### WRITTEN REQUEST
Count how many lines of the material contain the string "this", then give that number and nothing more.

(Figure contents as structured data)
┌──
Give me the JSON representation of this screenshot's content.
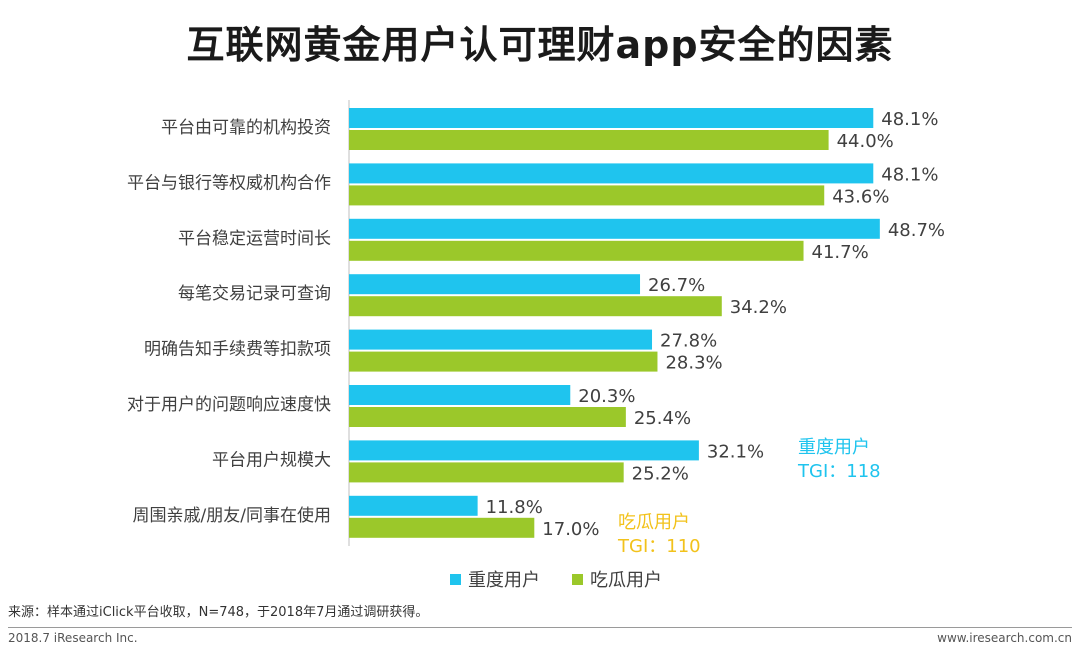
{
  "title": "互联网黄金用户认可理财app安全的因素",
  "chart_data": {
    "type": "bar",
    "orientation": "horizontal",
    "categories": [
      "平台由可靠的机构投资",
      "平台与银行等权威机构合作",
      "平台稳定运营时间长",
      "每笔交易记录可查询",
      "明确告知手续费等扣款项",
      "对于用户的问题响应速度快",
      "平台用户规模大",
      "周围亲戚/朋友/同事在使用"
    ],
    "series": [
      {
        "name": "重度用户",
        "color": "#1fc4ee",
        "values": [
          48.1,
          48.1,
          48.7,
          26.7,
          27.8,
          20.3,
          32.1,
          11.8
        ],
        "labels": [
          "48.1%",
          "48.1%",
          "48.7%",
          "26.7%",
          "27.8%",
          "20.3%",
          "32.1%",
          "11.8%"
        ]
      },
      {
        "name": "吃瓜用户",
        "color": "#9bc82a",
        "values": [
          44.0,
          43.6,
          41.7,
          34.2,
          28.3,
          25.4,
          25.2,
          17.0
        ],
        "labels": [
          "44.0%",
          "43.6%",
          "41.7%",
          "34.2%",
          "28.3%",
          "25.4%",
          "25.2%",
          "17.0%"
        ]
      }
    ],
    "xlim": [
      0,
      50
    ],
    "legend_position": "bottom",
    "annotations": [
      {
        "line1": "重度用户",
        "line2": "TGI：118",
        "color": "#1fc4ee"
      },
      {
        "line1": "吃瓜用户",
        "line2": "TGI：110",
        "color": "#f2c21b"
      }
    ]
  },
  "source": "来源：样本通过iClick平台收取，N=748，于2018年7月通过调研获得。",
  "footer": {
    "left": "2018.7 iResearch Inc.",
    "right": "www.iresearch.com.cn"
  }
}
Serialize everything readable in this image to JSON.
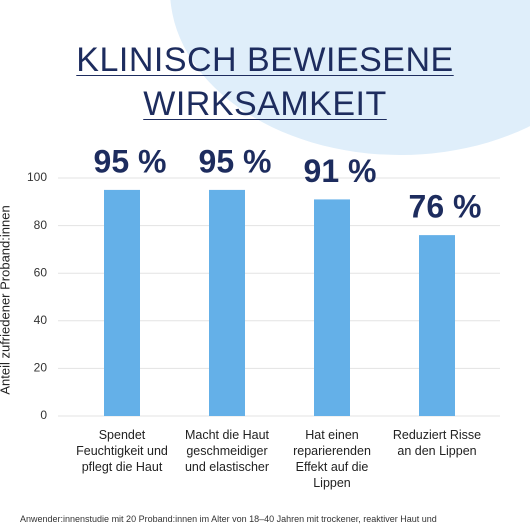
└──
### SOLUTION BELOW
2